→ Set exercise
Can you write out the whole listing exactly?

[Records from a data collection]

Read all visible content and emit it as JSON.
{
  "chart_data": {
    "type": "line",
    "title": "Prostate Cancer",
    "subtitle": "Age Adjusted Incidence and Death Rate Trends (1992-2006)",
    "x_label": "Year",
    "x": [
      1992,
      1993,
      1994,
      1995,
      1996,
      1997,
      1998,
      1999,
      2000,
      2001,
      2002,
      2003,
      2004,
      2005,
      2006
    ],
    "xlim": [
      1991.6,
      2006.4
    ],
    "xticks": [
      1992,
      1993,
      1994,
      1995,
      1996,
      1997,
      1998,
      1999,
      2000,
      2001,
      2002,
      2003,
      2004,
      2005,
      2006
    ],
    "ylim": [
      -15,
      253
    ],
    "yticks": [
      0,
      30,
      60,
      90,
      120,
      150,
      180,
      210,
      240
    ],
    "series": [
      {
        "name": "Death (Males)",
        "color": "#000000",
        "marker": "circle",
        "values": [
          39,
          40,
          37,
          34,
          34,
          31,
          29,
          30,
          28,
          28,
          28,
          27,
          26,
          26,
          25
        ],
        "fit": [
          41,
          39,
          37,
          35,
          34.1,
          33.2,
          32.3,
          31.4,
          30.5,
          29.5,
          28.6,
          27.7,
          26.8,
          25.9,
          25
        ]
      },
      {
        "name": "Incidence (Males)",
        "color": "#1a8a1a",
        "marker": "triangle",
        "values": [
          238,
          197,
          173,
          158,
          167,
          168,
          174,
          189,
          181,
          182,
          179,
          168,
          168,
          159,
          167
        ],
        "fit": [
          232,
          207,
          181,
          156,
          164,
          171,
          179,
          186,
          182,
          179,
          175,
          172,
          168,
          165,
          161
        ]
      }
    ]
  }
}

→ Output for this exercise
Read all visible content and emit it as JSON.
{
  "chart_data": {
    "type": "line",
    "title": "Prostate Cancer",
    "subtitle": "Age Adjusted Incidence and Death Rate Trends (1992-2006)",
    "x_label": "Year",
    "x": [
      1992,
      1993,
      1994,
      1995,
      1996,
      1997,
      1998,
      1999,
      2000,
      2001,
      2002,
      2003,
      2004,
      2005,
      2006
    ],
    "xlim": [
      1991.6,
      2006.4
    ],
    "xticks": [
      1992,
      1993,
      1994,
      1995,
      1996,
      1997,
      1998,
      1999,
      2000,
      2001,
      2002,
      2003,
      2004,
      2005,
      2006
    ],
    "ylim": [
      -15,
      253
    ],
    "yticks": [
      0,
      30,
      60,
      90,
      120,
      150,
      180,
      210,
      240
    ],
    "series": [
      {
        "name": "Death (Males)",
        "color": "#000000",
        "marker": "circle",
        "values": [
          39,
          40,
          37,
          34,
          34,
          31,
          29,
          30,
          28,
          28,
          28,
          27,
          26,
          26,
          25
        ],
        "fit": [
          41,
          39,
          37,
          35,
          34.1,
          33.2,
          32.3,
          31.4,
          30.5,
          29.5,
          28.6,
          27.7,
          26.8,
          25.9,
          25
        ]
      },
      {
        "name": "Incidence (Males)",
        "color": "#1a8a1a",
        "marker": "triangle",
        "values": [
          238,
          197,
          173,
          158,
          167,
          168,
          174,
          189,
          181,
          182,
          179,
          168,
          168,
          159,
          167
        ],
        "fit": [
          232,
          207,
          181,
          156,
          164,
          171,
          179,
          186,
          182,
          179,
          175,
          172,
          168,
          165,
          161
        ]
      }
    ]
  }
}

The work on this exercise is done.